(Stored items)

- - - - - - -

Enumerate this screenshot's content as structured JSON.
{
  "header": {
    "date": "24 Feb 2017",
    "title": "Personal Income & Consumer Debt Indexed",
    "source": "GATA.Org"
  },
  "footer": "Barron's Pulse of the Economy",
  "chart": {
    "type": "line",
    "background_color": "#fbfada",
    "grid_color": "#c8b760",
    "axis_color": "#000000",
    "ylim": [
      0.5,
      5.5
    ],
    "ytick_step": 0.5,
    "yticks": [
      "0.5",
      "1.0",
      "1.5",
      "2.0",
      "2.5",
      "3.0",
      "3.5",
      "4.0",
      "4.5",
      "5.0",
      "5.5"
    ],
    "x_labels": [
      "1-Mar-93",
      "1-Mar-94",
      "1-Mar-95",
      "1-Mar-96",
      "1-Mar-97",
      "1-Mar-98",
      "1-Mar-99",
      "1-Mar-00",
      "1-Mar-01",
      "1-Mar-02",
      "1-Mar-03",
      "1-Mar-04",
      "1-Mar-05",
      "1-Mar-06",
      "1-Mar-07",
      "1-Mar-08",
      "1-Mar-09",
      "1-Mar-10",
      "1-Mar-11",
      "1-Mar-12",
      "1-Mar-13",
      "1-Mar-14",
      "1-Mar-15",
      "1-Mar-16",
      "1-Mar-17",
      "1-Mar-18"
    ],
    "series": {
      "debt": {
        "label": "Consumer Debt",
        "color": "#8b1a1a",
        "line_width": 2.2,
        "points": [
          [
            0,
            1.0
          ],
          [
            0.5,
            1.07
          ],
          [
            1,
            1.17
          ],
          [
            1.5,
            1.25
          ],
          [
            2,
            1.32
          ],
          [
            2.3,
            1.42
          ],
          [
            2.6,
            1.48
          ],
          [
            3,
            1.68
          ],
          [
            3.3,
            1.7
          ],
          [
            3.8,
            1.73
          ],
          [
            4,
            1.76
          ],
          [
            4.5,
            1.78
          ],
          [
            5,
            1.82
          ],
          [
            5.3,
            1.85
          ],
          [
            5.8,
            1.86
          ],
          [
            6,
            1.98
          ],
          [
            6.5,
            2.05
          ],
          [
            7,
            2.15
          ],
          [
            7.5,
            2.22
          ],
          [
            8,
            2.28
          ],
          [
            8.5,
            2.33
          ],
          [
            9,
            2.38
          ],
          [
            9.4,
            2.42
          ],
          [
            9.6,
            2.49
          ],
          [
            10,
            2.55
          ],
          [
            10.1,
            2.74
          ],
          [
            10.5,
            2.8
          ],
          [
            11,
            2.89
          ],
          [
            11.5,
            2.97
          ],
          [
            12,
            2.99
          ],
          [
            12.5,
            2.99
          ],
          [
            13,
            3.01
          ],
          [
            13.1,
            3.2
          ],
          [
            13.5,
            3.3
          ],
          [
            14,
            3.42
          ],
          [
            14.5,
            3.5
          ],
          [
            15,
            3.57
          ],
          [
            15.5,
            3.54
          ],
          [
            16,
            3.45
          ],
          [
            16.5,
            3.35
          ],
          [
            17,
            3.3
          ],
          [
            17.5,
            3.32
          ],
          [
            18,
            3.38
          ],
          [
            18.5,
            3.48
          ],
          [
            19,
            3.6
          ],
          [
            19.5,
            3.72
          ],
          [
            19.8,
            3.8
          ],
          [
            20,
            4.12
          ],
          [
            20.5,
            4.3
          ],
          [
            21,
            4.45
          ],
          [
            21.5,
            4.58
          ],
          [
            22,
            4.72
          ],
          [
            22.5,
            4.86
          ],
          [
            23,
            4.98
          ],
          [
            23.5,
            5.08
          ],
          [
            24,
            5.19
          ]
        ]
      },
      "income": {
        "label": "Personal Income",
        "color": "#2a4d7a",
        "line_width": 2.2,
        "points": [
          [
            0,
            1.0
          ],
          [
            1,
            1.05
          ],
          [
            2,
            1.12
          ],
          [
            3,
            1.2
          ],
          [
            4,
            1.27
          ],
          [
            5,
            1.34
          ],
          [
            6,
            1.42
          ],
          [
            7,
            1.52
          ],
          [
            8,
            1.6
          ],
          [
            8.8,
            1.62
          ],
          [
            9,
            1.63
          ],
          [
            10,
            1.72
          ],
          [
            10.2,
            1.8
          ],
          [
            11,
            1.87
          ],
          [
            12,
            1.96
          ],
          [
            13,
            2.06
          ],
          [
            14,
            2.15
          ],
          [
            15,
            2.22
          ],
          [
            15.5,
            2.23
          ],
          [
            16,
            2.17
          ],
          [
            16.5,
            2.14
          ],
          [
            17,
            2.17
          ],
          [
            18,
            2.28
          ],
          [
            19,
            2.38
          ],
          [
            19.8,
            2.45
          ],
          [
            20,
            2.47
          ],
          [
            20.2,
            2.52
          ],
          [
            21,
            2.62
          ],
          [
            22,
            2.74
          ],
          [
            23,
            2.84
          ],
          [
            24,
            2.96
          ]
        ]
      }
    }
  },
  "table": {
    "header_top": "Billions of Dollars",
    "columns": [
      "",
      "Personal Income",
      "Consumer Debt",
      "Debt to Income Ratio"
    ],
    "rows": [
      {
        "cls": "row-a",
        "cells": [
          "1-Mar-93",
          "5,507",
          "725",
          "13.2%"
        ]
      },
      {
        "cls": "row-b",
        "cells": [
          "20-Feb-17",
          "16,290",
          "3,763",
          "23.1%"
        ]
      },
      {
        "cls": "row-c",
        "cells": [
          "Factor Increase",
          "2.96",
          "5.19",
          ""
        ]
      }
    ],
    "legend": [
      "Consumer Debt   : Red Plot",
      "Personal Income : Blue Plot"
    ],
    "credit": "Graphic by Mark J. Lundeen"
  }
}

- - - - - - -

DIRECTIVE = Reproduce every line of the material above exactly.

RIGHT ANSWER =
Enumerate this screenshot's content as structured JSON.
{
  "header": {
    "date": "24 Feb 2017",
    "title": "Personal Income & Consumer Debt Indexed",
    "source": "GATA.Org"
  },
  "footer": "Barron's Pulse of the Economy",
  "chart": {
    "type": "line",
    "background_color": "#fbfada",
    "grid_color": "#c8b760",
    "axis_color": "#000000",
    "ylim": [
      0.5,
      5.5
    ],
    "ytick_step": 0.5,
    "yticks": [
      "0.5",
      "1.0",
      "1.5",
      "2.0",
      "2.5",
      "3.0",
      "3.5",
      "4.0",
      "4.5",
      "5.0",
      "5.5"
    ],
    "x_labels": [
      "1-Mar-93",
      "1-Mar-94",
      "1-Mar-95",
      "1-Mar-96",
      "1-Mar-97",
      "1-Mar-98",
      "1-Mar-99",
      "1-Mar-00",
      "1-Mar-01",
      "1-Mar-02",
      "1-Mar-03",
      "1-Mar-04",
      "1-Mar-05",
      "1-Mar-06",
      "1-Mar-07",
      "1-Mar-08",
      "1-Mar-09",
      "1-Mar-10",
      "1-Mar-11",
      "1-Mar-12",
      "1-Mar-13",
      "1-Mar-14",
      "1-Mar-15",
      "1-Mar-16",
      "1-Mar-17",
      "1-Mar-18"
    ],
    "series": {
      "debt": {
        "label": "Consumer Debt",
        "color": "#8b1a1a",
        "line_width": 2.2,
        "points": [
          [
            0,
            1.0
          ],
          [
            0.5,
            1.07
          ],
          [
            1,
            1.17
          ],
          [
            1.5,
            1.25
          ],
          [
            2,
            1.32
          ],
          [
            2.3,
            1.42
          ],
          [
            2.6,
            1.48
          ],
          [
            3,
            1.68
          ],
          [
            3.3,
            1.7
          ],
          [
            3.8,
            1.73
          ],
          [
            4,
            1.76
          ],
          [
            4.5,
            1.78
          ],
          [
            5,
            1.82
          ],
          [
            5.3,
            1.85
          ],
          [
            5.8,
            1.86
          ],
          [
            6,
            1.98
          ],
          [
            6.5,
            2.05
          ],
          [
            7,
            2.15
          ],
          [
            7.5,
            2.22
          ],
          [
            8,
            2.28
          ],
          [
            8.5,
            2.33
          ],
          [
            9,
            2.38
          ],
          [
            9.4,
            2.42
          ],
          [
            9.6,
            2.49
          ],
          [
            10,
            2.55
          ],
          [
            10.1,
            2.74
          ],
          [
            10.5,
            2.8
          ],
          [
            11,
            2.89
          ],
          [
            11.5,
            2.97
          ],
          [
            12,
            2.99
          ],
          [
            12.5,
            2.99
          ],
          [
            13,
            3.01
          ],
          [
            13.1,
            3.2
          ],
          [
            13.5,
            3.3
          ],
          [
            14,
            3.42
          ],
          [
            14.5,
            3.5
          ],
          [
            15,
            3.57
          ],
          [
            15.5,
            3.54
          ],
          [
            16,
            3.45
          ],
          [
            16.5,
            3.35
          ],
          [
            17,
            3.3
          ],
          [
            17.5,
            3.32
          ],
          [
            18,
            3.38
          ],
          [
            18.5,
            3.48
          ],
          [
            19,
            3.6
          ],
          [
            19.5,
            3.72
          ],
          [
            19.8,
            3.8
          ],
          [
            20,
            4.12
          ],
          [
            20.5,
            4.3
          ],
          [
            21,
            4.45
          ],
          [
            21.5,
            4.58
          ],
          [
            22,
            4.72
          ],
          [
            22.5,
            4.86
          ],
          [
            23,
            4.98
          ],
          [
            23.5,
            5.08
          ],
          [
            24,
            5.19
          ]
        ]
      },
      "income": {
        "label": "Personal Income",
        "color": "#2a4d7a",
        "line_width": 2.2,
        "points": [
          [
            0,
            1.0
          ],
          [
            1,
            1.05
          ],
          [
            2,
            1.12
          ],
          [
            3,
            1.2
          ],
          [
            4,
            1.27
          ],
          [
            5,
            1.34
          ],
          [
            6,
            1.42
          ],
          [
            7,
            1.52
          ],
          [
            8,
            1.6
          ],
          [
            8.8,
            1.62
          ],
          [
            9,
            1.63
          ],
          [
            10,
            1.72
          ],
          [
            10.2,
            1.8
          ],
          [
            11,
            1.87
          ],
          [
            12,
            1.96
          ],
          [
            13,
            2.06
          ],
          [
            14,
            2.15
          ],
          [
            15,
            2.22
          ],
          [
            15.5,
            2.23
          ],
          [
            16,
            2.17
          ],
          [
            16.5,
            2.14
          ],
          [
            17,
            2.17
          ],
          [
            18,
            2.28
          ],
          [
            19,
            2.38
          ],
          [
            19.8,
            2.45
          ],
          [
            20,
            2.47
          ],
          [
            20.2,
            2.52
          ],
          [
            21,
            2.62
          ],
          [
            22,
            2.74
          ],
          [
            23,
            2.84
          ],
          [
            24,
            2.96
          ]
        ]
      }
    }
  },
  "table": {
    "header_top": "Billions of Dollars",
    "columns": [
      "",
      "Personal Income",
      "Consumer Debt",
      "Debt to Income Ratio"
    ],
    "rows": [
      {
        "cls": "row-a",
        "cells": [
          "1-Mar-93",
          "5,507",
          "725",
          "13.2%"
        ]
      },
      {
        "cls": "row-b",
        "cells": [
          "20-Feb-17",
          "16,290",
          "3,763",
          "23.1%"
        ]
      },
      {
        "cls": "row-c",
        "cells": [
          "Factor Increase",
          "2.96",
          "5.19",
          ""
        ]
      }
    ],
    "legend": [
      "Consumer Debt   : Red Plot",
      "Personal Income : Blue Plot"
    ],
    "credit": "Graphic by Mark J. Lundeen"
  }
}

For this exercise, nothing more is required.